**TASK PROMPT**.
How many lines in the records below contain the word "counts"? Give only the number.

**THE RECORDS**.
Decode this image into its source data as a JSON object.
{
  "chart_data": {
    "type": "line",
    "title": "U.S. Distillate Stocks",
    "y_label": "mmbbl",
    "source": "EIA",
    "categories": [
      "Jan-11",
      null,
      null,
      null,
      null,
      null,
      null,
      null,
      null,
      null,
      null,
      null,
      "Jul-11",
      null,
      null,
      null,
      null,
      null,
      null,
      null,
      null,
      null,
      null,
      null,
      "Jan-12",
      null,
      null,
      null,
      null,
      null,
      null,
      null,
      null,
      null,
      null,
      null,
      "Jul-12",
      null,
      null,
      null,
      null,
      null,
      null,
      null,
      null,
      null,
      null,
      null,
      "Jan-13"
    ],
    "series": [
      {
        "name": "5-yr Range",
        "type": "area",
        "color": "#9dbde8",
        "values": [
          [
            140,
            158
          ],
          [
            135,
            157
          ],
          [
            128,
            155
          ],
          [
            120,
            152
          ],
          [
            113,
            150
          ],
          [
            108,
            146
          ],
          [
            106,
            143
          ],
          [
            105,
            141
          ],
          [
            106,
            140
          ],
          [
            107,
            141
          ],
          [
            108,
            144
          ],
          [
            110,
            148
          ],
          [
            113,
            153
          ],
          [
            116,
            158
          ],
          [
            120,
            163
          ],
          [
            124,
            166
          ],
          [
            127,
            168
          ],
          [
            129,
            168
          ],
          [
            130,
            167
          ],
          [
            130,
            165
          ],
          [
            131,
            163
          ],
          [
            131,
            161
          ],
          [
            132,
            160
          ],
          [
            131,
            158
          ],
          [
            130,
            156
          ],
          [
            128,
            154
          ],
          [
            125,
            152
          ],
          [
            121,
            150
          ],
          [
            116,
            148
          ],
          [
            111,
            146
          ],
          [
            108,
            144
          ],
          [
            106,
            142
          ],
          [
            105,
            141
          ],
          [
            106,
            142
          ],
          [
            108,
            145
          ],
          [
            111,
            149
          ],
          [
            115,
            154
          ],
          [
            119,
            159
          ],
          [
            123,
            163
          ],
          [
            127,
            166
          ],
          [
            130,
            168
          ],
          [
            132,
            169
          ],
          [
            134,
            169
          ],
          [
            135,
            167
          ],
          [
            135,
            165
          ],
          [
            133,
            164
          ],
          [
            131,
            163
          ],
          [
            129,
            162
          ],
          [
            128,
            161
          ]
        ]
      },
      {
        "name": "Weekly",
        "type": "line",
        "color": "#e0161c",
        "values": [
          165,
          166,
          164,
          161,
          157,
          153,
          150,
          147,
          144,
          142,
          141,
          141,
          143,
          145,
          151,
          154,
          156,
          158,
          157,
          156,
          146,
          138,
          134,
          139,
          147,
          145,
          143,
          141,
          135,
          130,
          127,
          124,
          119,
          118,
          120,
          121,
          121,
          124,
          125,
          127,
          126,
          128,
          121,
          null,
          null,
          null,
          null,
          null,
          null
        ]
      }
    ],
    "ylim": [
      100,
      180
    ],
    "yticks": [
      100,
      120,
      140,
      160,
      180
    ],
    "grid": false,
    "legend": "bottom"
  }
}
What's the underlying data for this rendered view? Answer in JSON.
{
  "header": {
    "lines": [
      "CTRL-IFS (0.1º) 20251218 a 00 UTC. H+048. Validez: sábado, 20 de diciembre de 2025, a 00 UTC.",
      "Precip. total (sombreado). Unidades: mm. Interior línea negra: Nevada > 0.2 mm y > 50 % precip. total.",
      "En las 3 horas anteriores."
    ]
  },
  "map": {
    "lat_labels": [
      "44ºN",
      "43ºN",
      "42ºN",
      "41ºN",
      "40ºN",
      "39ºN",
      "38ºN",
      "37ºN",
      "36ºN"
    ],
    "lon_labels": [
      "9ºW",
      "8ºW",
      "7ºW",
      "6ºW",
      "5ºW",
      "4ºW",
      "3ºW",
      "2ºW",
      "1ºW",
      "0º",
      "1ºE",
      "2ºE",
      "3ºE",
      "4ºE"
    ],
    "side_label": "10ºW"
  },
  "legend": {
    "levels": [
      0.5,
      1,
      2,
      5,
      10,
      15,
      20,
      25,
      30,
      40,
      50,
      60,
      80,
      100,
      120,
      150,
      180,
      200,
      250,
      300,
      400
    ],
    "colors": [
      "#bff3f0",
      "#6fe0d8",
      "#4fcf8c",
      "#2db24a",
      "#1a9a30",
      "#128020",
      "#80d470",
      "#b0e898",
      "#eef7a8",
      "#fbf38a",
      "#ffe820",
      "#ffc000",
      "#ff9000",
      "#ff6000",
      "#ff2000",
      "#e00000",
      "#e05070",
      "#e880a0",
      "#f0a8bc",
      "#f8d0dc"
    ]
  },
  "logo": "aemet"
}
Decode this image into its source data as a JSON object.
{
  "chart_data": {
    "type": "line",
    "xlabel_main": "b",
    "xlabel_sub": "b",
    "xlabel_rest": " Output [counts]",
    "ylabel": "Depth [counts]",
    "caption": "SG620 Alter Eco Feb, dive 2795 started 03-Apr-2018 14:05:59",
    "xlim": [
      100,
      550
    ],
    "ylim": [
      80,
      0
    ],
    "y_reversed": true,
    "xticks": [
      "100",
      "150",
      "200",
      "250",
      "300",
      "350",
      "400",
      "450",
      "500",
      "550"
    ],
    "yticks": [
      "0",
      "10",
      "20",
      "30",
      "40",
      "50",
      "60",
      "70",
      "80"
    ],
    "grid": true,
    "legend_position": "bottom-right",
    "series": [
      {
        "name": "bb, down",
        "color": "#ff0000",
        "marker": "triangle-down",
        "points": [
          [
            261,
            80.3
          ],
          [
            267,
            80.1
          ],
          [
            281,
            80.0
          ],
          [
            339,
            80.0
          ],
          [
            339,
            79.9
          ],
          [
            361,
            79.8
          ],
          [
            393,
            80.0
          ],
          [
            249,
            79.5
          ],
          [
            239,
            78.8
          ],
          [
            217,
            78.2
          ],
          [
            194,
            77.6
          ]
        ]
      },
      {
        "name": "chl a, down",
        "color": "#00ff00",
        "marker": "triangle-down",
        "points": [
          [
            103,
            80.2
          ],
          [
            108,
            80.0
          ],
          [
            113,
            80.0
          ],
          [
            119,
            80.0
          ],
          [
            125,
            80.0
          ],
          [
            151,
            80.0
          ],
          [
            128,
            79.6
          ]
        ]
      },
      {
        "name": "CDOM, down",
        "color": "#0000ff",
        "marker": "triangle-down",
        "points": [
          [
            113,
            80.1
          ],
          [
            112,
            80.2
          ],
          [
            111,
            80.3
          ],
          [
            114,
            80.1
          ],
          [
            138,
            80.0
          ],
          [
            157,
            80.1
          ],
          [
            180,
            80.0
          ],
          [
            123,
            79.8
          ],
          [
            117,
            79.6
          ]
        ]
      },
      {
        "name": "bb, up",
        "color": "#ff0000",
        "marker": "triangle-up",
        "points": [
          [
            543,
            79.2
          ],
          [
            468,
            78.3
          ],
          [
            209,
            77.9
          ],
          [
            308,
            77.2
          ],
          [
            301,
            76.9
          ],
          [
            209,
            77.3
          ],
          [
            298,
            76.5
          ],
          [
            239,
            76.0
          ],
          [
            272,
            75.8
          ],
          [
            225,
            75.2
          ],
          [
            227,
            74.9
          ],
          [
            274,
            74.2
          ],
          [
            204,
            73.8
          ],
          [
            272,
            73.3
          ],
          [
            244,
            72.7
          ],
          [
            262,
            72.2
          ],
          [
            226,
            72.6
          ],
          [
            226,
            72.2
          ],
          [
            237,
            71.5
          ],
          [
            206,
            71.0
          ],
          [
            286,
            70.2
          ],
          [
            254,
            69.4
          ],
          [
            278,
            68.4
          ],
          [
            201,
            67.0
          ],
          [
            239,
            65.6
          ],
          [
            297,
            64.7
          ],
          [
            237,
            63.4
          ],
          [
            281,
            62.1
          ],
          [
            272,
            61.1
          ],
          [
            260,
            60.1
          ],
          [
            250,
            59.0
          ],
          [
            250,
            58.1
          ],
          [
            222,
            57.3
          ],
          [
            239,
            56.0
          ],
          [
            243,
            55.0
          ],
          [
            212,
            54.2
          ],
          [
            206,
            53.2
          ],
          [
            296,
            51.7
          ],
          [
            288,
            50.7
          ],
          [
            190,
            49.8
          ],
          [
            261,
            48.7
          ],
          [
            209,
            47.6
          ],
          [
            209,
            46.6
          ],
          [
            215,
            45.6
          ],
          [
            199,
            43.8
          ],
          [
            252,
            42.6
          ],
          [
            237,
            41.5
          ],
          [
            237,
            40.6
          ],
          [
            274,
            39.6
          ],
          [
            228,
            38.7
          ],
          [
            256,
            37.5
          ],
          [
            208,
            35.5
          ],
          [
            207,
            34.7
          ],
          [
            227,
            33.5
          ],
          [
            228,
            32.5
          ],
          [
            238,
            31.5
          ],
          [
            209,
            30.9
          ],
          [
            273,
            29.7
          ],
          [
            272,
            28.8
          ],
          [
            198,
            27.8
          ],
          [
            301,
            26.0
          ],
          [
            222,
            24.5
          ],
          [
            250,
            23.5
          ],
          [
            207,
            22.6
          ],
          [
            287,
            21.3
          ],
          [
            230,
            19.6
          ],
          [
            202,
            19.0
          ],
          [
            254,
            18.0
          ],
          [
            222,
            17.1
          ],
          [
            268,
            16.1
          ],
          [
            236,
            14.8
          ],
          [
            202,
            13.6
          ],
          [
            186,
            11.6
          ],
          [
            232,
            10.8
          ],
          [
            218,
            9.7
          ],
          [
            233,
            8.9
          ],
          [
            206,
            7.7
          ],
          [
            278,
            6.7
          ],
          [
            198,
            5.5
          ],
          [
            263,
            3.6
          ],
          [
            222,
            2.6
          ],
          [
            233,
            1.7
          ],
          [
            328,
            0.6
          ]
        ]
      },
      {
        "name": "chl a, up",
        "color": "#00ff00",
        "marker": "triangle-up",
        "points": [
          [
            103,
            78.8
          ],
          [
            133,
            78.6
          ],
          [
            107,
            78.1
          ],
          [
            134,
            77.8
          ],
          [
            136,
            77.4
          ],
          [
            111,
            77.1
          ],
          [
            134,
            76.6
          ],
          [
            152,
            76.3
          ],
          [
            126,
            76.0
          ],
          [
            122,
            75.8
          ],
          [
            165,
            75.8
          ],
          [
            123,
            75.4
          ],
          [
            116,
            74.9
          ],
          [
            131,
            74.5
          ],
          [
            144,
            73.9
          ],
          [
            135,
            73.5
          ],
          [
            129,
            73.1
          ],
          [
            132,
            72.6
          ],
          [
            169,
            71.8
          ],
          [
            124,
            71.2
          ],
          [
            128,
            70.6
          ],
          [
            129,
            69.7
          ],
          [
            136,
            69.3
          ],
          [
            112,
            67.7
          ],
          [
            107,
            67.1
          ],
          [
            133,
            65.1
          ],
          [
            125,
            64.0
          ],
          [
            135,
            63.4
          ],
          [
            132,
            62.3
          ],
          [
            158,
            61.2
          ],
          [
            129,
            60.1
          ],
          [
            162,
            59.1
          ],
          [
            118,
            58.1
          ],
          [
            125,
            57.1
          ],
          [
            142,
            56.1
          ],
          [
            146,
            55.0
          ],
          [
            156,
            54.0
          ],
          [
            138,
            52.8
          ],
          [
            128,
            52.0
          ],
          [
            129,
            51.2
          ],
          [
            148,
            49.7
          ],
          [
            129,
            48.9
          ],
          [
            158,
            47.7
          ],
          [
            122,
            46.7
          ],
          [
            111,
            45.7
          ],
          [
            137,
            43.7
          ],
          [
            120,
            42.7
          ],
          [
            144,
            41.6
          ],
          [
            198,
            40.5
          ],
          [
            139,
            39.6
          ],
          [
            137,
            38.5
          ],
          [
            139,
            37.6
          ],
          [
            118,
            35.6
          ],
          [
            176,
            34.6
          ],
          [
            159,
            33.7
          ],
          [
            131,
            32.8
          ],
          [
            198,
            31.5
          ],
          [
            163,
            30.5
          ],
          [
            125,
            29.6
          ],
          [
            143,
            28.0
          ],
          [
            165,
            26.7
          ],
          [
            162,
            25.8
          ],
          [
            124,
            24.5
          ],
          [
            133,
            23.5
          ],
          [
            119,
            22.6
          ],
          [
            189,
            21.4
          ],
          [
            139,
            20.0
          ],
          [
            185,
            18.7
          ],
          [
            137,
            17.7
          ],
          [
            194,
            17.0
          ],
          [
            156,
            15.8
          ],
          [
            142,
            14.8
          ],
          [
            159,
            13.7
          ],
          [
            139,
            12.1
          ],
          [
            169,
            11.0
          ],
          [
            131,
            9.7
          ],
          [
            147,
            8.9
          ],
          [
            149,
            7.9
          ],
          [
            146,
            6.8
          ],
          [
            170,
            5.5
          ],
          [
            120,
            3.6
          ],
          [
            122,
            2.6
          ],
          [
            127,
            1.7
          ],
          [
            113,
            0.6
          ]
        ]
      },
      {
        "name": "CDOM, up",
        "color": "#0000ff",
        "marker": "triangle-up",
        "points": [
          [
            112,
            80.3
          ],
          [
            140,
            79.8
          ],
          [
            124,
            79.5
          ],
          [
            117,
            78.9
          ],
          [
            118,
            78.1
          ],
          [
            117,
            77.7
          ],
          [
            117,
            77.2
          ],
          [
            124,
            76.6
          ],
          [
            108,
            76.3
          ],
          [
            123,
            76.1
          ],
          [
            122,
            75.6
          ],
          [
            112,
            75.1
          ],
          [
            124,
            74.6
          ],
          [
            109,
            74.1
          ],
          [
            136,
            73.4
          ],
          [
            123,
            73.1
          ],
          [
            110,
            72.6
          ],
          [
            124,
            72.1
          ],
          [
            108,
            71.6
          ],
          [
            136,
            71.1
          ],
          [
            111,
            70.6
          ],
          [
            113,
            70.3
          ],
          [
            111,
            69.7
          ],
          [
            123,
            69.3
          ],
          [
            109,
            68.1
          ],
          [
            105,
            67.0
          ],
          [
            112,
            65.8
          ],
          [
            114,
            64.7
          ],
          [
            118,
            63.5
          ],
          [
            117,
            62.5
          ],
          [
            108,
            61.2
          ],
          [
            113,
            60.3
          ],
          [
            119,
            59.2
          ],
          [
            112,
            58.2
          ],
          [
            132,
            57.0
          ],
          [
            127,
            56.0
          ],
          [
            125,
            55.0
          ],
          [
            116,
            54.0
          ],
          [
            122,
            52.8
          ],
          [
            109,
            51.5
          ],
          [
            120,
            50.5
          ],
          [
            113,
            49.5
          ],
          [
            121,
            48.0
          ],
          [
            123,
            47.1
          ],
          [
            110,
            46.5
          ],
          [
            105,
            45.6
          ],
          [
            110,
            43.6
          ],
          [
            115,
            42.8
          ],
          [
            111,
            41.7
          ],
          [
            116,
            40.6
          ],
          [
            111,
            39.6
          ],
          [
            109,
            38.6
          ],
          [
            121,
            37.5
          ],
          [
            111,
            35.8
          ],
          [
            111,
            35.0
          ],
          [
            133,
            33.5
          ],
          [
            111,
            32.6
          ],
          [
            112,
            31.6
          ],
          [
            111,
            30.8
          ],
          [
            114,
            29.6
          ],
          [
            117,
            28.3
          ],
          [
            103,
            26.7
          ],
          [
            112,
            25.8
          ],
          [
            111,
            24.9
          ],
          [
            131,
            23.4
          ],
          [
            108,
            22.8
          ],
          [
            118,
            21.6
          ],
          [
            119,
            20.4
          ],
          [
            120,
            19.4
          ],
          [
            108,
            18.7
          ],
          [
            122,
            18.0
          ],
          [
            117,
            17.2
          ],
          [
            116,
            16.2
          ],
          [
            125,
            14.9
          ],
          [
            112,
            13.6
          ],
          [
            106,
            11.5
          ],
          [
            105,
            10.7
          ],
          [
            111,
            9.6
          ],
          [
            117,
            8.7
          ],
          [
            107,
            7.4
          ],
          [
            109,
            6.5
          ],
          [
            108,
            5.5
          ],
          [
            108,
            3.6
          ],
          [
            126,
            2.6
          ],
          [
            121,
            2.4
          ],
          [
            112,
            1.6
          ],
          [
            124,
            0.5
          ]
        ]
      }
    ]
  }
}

**WRITTEN SOLUTION**.
2